Dataset items:
::::::

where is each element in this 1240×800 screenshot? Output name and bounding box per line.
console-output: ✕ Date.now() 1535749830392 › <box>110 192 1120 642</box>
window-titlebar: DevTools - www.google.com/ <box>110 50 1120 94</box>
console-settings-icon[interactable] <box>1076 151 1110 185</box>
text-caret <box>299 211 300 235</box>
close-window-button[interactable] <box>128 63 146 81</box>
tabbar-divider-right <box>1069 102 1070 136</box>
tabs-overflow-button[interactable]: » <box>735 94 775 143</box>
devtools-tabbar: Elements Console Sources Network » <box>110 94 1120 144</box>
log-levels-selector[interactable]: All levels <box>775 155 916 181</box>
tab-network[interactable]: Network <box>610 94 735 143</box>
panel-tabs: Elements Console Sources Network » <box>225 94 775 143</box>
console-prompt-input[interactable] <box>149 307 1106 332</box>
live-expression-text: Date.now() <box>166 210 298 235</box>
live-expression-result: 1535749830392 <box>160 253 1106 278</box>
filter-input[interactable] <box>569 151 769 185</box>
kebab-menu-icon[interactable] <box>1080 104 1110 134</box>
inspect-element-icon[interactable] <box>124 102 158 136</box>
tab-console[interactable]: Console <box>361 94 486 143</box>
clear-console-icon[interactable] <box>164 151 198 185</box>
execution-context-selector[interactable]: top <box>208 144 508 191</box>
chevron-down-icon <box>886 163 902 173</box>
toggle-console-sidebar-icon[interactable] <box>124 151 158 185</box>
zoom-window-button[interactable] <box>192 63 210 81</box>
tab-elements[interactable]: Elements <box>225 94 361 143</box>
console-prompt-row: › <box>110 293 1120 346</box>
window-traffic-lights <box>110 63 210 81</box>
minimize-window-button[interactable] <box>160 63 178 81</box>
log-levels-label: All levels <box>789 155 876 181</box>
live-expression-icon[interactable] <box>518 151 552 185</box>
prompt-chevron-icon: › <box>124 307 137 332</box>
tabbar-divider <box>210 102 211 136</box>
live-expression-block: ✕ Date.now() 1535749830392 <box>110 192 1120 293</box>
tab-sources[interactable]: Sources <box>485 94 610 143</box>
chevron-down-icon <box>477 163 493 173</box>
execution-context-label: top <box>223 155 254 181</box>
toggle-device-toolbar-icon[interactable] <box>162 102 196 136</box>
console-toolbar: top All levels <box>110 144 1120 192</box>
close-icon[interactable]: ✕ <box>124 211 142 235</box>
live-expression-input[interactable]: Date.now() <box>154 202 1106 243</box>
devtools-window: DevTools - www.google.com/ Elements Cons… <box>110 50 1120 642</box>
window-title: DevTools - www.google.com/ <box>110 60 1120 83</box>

::::::

What the task asks:
Rewrite all of the lines above, changing every "live-expression" to "watch-expression" and keeping everything else the same.

Result:
where is each element in this 1240×800 screenshot? Output name and bounding box per line.
console-output: ✕ Date.now() 1535749830392 › <box>110 192 1120 642</box>
window-titlebar: DevTools - www.google.com/ <box>110 50 1120 94</box>
console-settings-icon[interactable] <box>1076 151 1110 185</box>
text-caret <box>299 211 300 235</box>
close-window-button[interactable] <box>128 63 146 81</box>
tabbar-divider-right <box>1069 102 1070 136</box>
tabs-overflow-button[interactable]: » <box>735 94 775 143</box>
devtools-tabbar: Elements Console Sources Network » <box>110 94 1120 144</box>
log-levels-selector[interactable]: All levels <box>775 155 916 181</box>
tab-network[interactable]: Network <box>610 94 735 143</box>
panel-tabs: Elements Console Sources Network » <box>225 94 775 143</box>
console-prompt-input[interactable] <box>149 307 1106 332</box>
watch-expression-text: Date.now() <box>166 210 298 235</box>
watch-expression-result: 1535749830392 <box>160 253 1106 278</box>
filter-input[interactable] <box>569 151 769 185</box>
kebab-menu-icon[interactable] <box>1080 104 1110 134</box>
inspect-element-icon[interactable] <box>124 102 158 136</box>
tab-console[interactable]: Console <box>361 94 486 143</box>
clear-console-icon[interactable] <box>164 151 198 185</box>
execution-context-selector[interactable]: top <box>208 144 508 191</box>
chevron-down-icon <box>886 163 902 173</box>
toggle-console-sidebar-icon[interactable] <box>124 151 158 185</box>
zoom-window-button[interactable] <box>192 63 210 81</box>
tab-elements[interactable]: Elements <box>225 94 361 143</box>
console-prompt-row: › <box>110 293 1120 346</box>
window-traffic-lights <box>110 63 210 81</box>
minimize-window-button[interactable] <box>160 63 178 81</box>
log-levels-label: All levels <box>789 155 876 181</box>
watch-expression-icon[interactable] <box>518 151 552 185</box>
prompt-chevron-icon: › <box>124 307 137 332</box>
tabbar-divider <box>210 102 211 136</box>
watch-expression-block: ✕ Date.now() 1535749830392 <box>110 192 1120 293</box>
tab-sources[interactable]: Sources <box>485 94 610 143</box>
chevron-down-icon <box>477 163 493 173</box>
execution-context-label: top <box>223 155 254 181</box>
toggle-device-toolbar-icon[interactable] <box>162 102 196 136</box>
console-toolbar: top All levels <box>110 144 1120 192</box>
close-icon[interactable]: ✕ <box>124 211 142 235</box>
watch-expression-input[interactable]: Date.now() <box>154 202 1106 243</box>
devtools-window: DevTools - www.google.com/ Elements Cons… <box>110 50 1120 642</box>
window-title: DevTools - www.google.com/ <box>110 60 1120 83</box>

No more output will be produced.